━━━ Input material

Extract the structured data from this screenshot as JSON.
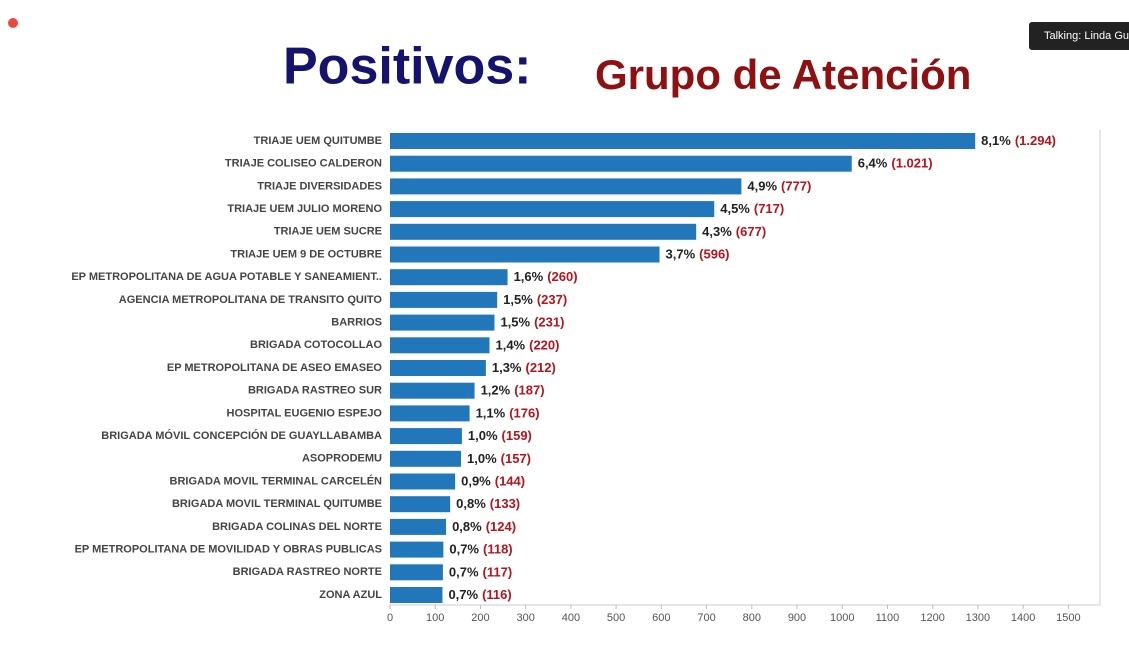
{
  "chart_data": {
    "type": "hbar",
    "title": "Positivos:",
    "subtitle": "Grupo de Atención",
    "overlay": "Talking: Linda Gua",
    "categories": [
      "TRIAJE UEM QUITUMBE",
      "TRIAJE COLISEO CALDERON",
      "TRIAJE DIVERSIDADES",
      "TRIAJE UEM JULIO MORENO",
      "TRIAJE UEM SUCRE",
      "TRIAJE UEM 9 DE OCTUBRE",
      "EP METROPOLITANA DE AGUA POTABLE Y SANEAMIENT..",
      "AGENCIA METROPOLITANA DE TRANSITO QUITO",
      "BARRIOS",
      "BRIGADA COTOCOLLAO",
      "EP METROPOLITANA DE ASEO EMASEO",
      "BRIGADA RASTREO SUR",
      "HOSPITAL EUGENIO ESPEJO",
      "BRIGADA MÓVIL CONCEPCIÓN DE GUAYLLABAMBA",
      "ASOPRODEMU",
      "BRIGADA MOVIL TERMINAL CARCELÉN",
      "BRIGADA MOVIL TERMINAL QUITUMBE",
      "BRIGADA COLINAS DEL NORTE",
      "EP METROPOLITANA DE MOVILIDAD Y OBRAS PUBLICAS",
      "BRIGADA RASTREO NORTE",
      "ZONA AZUL"
    ],
    "values": [
      1294,
      1021,
      777,
      717,
      677,
      596,
      260,
      237,
      231,
      220,
      212,
      187,
      176,
      159,
      157,
      144,
      133,
      124,
      118,
      117,
      116
    ],
    "value_labels": [
      "(1.294)",
      "(1.021)",
      "(777)",
      "(717)",
      "(677)",
      "(596)",
      "(260)",
      "(237)",
      "(231)",
      "(220)",
      "(212)",
      "(187)",
      "(176)",
      "(159)",
      "(157)",
      "(144)",
      "(133)",
      "(124)",
      "(118)",
      "(117)",
      "(116)"
    ],
    "percents": [
      8.1,
      6.4,
      4.9,
      4.5,
      4.3,
      3.7,
      1.6,
      1.5,
      1.5,
      1.4,
      1.3,
      1.2,
      1.1,
      1.0,
      1.0,
      0.9,
      0.8,
      0.8,
      0.7,
      0.7,
      0.7
    ],
    "percent_labels": [
      "8,1%",
      "6,4%",
      "4,9%",
      "4,5%",
      "4,3%",
      "3,7%",
      "1,6%",
      "1,5%",
      "1,5%",
      "1,4%",
      "1,3%",
      "1,2%",
      "1,1%",
      "1,0%",
      "1,0%",
      "0,9%",
      "0,8%",
      "0,8%",
      "0,7%",
      "0,7%",
      "0,7%"
    ],
    "color": "#2277bb",
    "xlim": [
      0,
      1570
    ],
    "xticks": [
      0,
      100,
      200,
      300,
      400,
      500,
      600,
      700,
      800,
      900,
      1000,
      1100,
      1200,
      1300,
      1400,
      1500
    ],
    "grid": false
  }
}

━━━━━━

**Problem**
Can you retype every record above exactly, leaving out the pictures?

**Problem solution**
Extract the structured data from this screenshot as JSON.
{
  "chart_data": {
    "type": "hbar",
    "title": "Positivos:",
    "subtitle": "Grupo de Atención",
    "overlay": "Talking: Linda Gua",
    "categories": [
      "TRIAJE UEM QUITUMBE",
      "TRIAJE COLISEO CALDERON",
      "TRIAJE DIVERSIDADES",
      "TRIAJE UEM JULIO MORENO",
      "TRIAJE UEM SUCRE",
      "TRIAJE UEM 9 DE OCTUBRE",
      "EP METROPOLITANA DE AGUA POTABLE Y SANEAMIENT..",
      "AGENCIA METROPOLITANA DE TRANSITO QUITO",
      "BARRIOS",
      "BRIGADA COTOCOLLAO",
      "EP METROPOLITANA DE ASEO EMASEO",
      "BRIGADA RASTREO SUR",
      "HOSPITAL EUGENIO ESPEJO",
      "BRIGADA MÓVIL CONCEPCIÓN DE GUAYLLABAMBA",
      "ASOPRODEMU",
      "BRIGADA MOVIL TERMINAL CARCELÉN",
      "BRIGADA MOVIL TERMINAL QUITUMBE",
      "BRIGADA COLINAS DEL NORTE",
      "EP METROPOLITANA DE MOVILIDAD Y OBRAS PUBLICAS",
      "BRIGADA RASTREO NORTE",
      "ZONA AZUL"
    ],
    "values": [
      1294,
      1021,
      777,
      717,
      677,
      596,
      260,
      237,
      231,
      220,
      212,
      187,
      176,
      159,
      157,
      144,
      133,
      124,
      118,
      117,
      116
    ],
    "value_labels": [
      "(1.294)",
      "(1.021)",
      "(777)",
      "(717)",
      "(677)",
      "(596)",
      "(260)",
      "(237)",
      "(231)",
      "(220)",
      "(212)",
      "(187)",
      "(176)",
      "(159)",
      "(157)",
      "(144)",
      "(133)",
      "(124)",
      "(118)",
      "(117)",
      "(116)"
    ],
    "percents": [
      8.1,
      6.4,
      4.9,
      4.5,
      4.3,
      3.7,
      1.6,
      1.5,
      1.5,
      1.4,
      1.3,
      1.2,
      1.1,
      1.0,
      1.0,
      0.9,
      0.8,
      0.8,
      0.7,
      0.7,
      0.7
    ],
    "percent_labels": [
      "8,1%",
      "6,4%",
      "4,9%",
      "4,5%",
      "4,3%",
      "3,7%",
      "1,6%",
      "1,5%",
      "1,5%",
      "1,4%",
      "1,3%",
      "1,2%",
      "1,1%",
      "1,0%",
      "1,0%",
      "0,9%",
      "0,8%",
      "0,8%",
      "0,7%",
      "0,7%",
      "0,7%"
    ],
    "color": "#2277bb",
    "xlim": [
      0,
      1570
    ],
    "xticks": [
      0,
      100,
      200,
      300,
      400,
      500,
      600,
      700,
      800,
      900,
      1000,
      1100,
      1200,
      1300,
      1400,
      1500
    ],
    "grid": false
  }
}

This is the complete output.